Exercise
Every record below should be printed exactly as given.

******************************

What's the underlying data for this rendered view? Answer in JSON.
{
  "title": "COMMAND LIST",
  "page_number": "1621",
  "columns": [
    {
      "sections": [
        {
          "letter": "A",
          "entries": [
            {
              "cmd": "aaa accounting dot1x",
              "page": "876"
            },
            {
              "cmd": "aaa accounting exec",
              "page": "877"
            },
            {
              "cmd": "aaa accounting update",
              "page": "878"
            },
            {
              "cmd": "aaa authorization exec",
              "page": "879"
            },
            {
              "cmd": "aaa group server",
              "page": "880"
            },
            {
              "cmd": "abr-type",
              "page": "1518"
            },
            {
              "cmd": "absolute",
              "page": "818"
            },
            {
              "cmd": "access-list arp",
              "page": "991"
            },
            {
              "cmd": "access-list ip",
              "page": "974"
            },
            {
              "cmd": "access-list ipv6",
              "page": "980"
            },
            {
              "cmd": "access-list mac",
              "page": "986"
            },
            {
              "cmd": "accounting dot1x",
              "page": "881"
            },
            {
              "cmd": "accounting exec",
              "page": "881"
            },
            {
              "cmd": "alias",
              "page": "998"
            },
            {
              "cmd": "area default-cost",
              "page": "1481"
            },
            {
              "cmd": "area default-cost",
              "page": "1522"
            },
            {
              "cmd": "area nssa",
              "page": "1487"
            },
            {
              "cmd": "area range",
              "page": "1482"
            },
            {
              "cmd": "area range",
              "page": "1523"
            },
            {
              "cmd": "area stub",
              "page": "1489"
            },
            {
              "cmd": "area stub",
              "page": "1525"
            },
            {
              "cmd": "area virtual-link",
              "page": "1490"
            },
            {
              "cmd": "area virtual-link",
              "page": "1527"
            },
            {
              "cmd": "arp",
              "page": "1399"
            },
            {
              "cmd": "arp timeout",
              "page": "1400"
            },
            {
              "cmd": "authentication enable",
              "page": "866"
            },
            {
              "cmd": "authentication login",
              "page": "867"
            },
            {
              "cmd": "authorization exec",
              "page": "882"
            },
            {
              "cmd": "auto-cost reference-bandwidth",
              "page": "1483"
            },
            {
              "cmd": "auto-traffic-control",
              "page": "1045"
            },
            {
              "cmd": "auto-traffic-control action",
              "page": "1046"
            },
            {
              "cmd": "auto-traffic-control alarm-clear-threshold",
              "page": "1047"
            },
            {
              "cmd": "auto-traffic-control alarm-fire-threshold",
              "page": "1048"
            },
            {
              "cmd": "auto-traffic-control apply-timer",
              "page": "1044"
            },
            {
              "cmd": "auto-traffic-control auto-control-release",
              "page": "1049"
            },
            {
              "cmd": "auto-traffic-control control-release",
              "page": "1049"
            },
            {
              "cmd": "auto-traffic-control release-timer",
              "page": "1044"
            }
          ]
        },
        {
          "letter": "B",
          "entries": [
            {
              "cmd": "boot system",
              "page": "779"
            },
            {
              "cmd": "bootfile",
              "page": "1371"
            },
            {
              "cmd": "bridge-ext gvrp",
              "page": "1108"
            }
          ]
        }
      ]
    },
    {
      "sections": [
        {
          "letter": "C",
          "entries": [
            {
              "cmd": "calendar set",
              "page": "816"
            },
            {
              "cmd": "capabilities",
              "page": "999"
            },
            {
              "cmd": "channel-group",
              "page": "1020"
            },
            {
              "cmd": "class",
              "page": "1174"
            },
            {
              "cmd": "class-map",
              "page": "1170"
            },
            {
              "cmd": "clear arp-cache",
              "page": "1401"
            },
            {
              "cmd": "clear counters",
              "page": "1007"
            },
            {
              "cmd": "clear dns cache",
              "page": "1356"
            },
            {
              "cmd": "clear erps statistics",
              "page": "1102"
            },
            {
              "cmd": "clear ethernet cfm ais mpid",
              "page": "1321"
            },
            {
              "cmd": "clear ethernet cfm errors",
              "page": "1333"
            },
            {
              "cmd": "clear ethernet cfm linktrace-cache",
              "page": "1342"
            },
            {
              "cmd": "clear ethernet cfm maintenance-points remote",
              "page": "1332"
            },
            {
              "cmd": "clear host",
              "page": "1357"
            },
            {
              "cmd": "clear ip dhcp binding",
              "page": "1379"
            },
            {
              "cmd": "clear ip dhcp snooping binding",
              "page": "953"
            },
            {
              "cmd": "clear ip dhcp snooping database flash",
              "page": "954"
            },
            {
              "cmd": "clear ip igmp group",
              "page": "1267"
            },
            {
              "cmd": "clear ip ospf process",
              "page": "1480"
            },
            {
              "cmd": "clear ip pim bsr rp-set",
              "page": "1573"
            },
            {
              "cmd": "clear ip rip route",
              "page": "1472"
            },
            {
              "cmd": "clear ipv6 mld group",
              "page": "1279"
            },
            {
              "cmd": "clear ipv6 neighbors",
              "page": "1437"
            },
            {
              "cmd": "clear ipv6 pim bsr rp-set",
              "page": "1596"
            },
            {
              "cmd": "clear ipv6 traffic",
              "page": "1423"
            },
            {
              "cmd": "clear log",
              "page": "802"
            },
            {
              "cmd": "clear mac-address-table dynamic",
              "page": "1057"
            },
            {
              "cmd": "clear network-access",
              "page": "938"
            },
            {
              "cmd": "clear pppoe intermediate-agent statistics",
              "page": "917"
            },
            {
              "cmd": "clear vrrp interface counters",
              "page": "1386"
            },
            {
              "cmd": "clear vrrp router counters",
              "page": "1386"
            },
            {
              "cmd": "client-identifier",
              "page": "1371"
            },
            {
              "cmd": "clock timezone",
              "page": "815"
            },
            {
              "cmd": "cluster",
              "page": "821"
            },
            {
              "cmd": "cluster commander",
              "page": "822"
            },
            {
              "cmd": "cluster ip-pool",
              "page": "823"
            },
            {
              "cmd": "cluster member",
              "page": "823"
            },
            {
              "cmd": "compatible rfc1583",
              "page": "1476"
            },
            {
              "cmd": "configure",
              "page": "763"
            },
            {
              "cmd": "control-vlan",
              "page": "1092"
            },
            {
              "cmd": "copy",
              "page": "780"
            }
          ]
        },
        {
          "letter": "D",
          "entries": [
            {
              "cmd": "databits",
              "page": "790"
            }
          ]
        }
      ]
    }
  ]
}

******************************

Answer to this problem
What's the underlying data for this rendered view? Answer in JSON.
{
  "title": "COMMAND LIST",
  "page_number": "1621",
  "columns": [
    {
      "sections": [
        {
          "letter": "A",
          "entries": [
            {
              "cmd": "aaa accounting dot1x",
              "page": "876"
            },
            {
              "cmd": "aaa accounting exec",
              "page": "877"
            },
            {
              "cmd": "aaa accounting update",
              "page": "878"
            },
            {
              "cmd": "aaa authorization exec",
              "page": "879"
            },
            {
              "cmd": "aaa group server",
              "page": "880"
            },
            {
              "cmd": "abr-type",
              "page": "1518"
            },
            {
              "cmd": "absolute",
              "page": "818"
            },
            {
              "cmd": "access-list arp",
              "page": "991"
            },
            {
              "cmd": "access-list ip",
              "page": "974"
            },
            {
              "cmd": "access-list ipv6",
              "page": "980"
            },
            {
              "cmd": "access-list mac",
              "page": "986"
            },
            {
              "cmd": "accounting dot1x",
              "page": "881"
            },
            {
              "cmd": "accounting exec",
              "page": "881"
            },
            {
              "cmd": "alias",
              "page": "998"
            },
            {
              "cmd": "area default-cost",
              "page": "1481"
            },
            {
              "cmd": "area default-cost",
              "page": "1522"
            },
            {
              "cmd": "area nssa",
              "page": "1487"
            },
            {
              "cmd": "area range",
              "page": "1482"
            },
            {
              "cmd": "area range",
              "page": "1523"
            },
            {
              "cmd": "area stub",
              "page": "1489"
            },
            {
              "cmd": "area stub",
              "page": "1525"
            },
            {
              "cmd": "area virtual-link",
              "page": "1490"
            },
            {
              "cmd": "area virtual-link",
              "page": "1527"
            },
            {
              "cmd": "arp",
              "page": "1399"
            },
            {
              "cmd": "arp timeout",
              "page": "1400"
            },
            {
              "cmd": "authentication enable",
              "page": "866"
            },
            {
              "cmd": "authentication login",
              "page": "867"
            },
            {
              "cmd": "authorization exec",
              "page": "882"
            },
            {
              "cmd": "auto-cost reference-bandwidth",
              "page": "1483"
            },
            {
              "cmd": "auto-traffic-control",
              "page": "1045"
            },
            {
              "cmd": "auto-traffic-control action",
              "page": "1046"
            },
            {
              "cmd": "auto-traffic-control alarm-clear-threshold",
              "page": "1047"
            },
            {
              "cmd": "auto-traffic-control alarm-fire-threshold",
              "page": "1048"
            },
            {
              "cmd": "auto-traffic-control apply-timer",
              "page": "1044"
            },
            {
              "cmd": "auto-traffic-control auto-control-release",
              "page": "1049"
            },
            {
              "cmd": "auto-traffic-control control-release",
              "page": "1049"
            },
            {
              "cmd": "auto-traffic-control release-timer",
              "page": "1044"
            }
          ]
        },
        {
          "letter": "B",
          "entries": [
            {
              "cmd": "boot system",
              "page": "779"
            },
            {
              "cmd": "bootfile",
              "page": "1371"
            },
            {
              "cmd": "bridge-ext gvrp",
              "page": "1108"
            }
          ]
        }
      ]
    },
    {
      "sections": [
        {
          "letter": "C",
          "entries": [
            {
              "cmd": "calendar set",
              "page": "816"
            },
            {
              "cmd": "capabilities",
              "page": "999"
            },
            {
              "cmd": "channel-group",
              "page": "1020"
            },
            {
              "cmd": "class",
              "page": "1174"
            },
            {
              "cmd": "class-map",
              "page": "1170"
            },
            {
              "cmd": "clear arp-cache",
              "page": "1401"
            },
            {
              "cmd": "clear counters",
              "page": "1007"
            },
            {
              "cmd": "clear dns cache",
              "page": "1356"
            },
            {
              "cmd": "clear erps statistics",
              "page": "1102"
            },
            {
              "cmd": "clear ethernet cfm ais mpid",
              "page": "1321"
            },
            {
              "cmd": "clear ethernet cfm errors",
              "page": "1333"
            },
            {
              "cmd": "clear ethernet cfm linktrace-cache",
              "page": "1342"
            },
            {
              "cmd": "clear ethernet cfm maintenance-points remote",
              "page": "1332"
            },
            {
              "cmd": "clear host",
              "page": "1357"
            },
            {
              "cmd": "clear ip dhcp binding",
              "page": "1379"
            },
            {
              "cmd": "clear ip dhcp snooping binding",
              "page": "953"
            },
            {
              "cmd": "clear ip dhcp snooping database flash",
              "page": "954"
            },
            {
              "cmd": "clear ip igmp group",
              "page": "1267"
            },
            {
              "cmd": "clear ip ospf process",
              "page": "1480"
            },
            {
              "cmd": "clear ip pim bsr rp-set",
              "page": "1573"
            },
            {
              "cmd": "clear ip rip route",
              "page": "1472"
            },
            {
              "cmd": "clear ipv6 mld group",
              "page": "1279"
            },
            {
              "cmd": "clear ipv6 neighbors",
              "page": "1437"
            },
            {
              "cmd": "clear ipv6 pim bsr rp-set",
              "page": "1596"
            },
            {
              "cmd": "clear ipv6 traffic",
              "page": "1423"
            },
            {
              "cmd": "clear log",
              "page": "802"
            },
            {
              "cmd": "clear mac-address-table dynamic",
              "page": "1057"
            },
            {
              "cmd": "clear network-access",
              "page": "938"
            },
            {
              "cmd": "clear pppoe intermediate-agent statistics",
              "page": "917"
            },
            {
              "cmd": "clear vrrp interface counters",
              "page": "1386"
            },
            {
              "cmd": "clear vrrp router counters",
              "page": "1386"
            },
            {
              "cmd": "client-identifier",
              "page": "1371"
            },
            {
              "cmd": "clock timezone",
              "page": "815"
            },
            {
              "cmd": "cluster",
              "page": "821"
            },
            {
              "cmd": "cluster commander",
              "page": "822"
            },
            {
              "cmd": "cluster ip-pool",
              "page": "823"
            },
            {
              "cmd": "cluster member",
              "page": "823"
            },
            {
              "cmd": "compatible rfc1583",
              "page": "1476"
            },
            {
              "cmd": "configure",
              "page": "763"
            },
            {
              "cmd": "control-vlan",
              "page": "1092"
            },
            {
              "cmd": "copy",
              "page": "780"
            }
          ]
        },
        {
          "letter": "D",
          "entries": [
            {
              "cmd": "databits",
              "page": "790"
            }
          ]
        }
      ]
    }
  ]
}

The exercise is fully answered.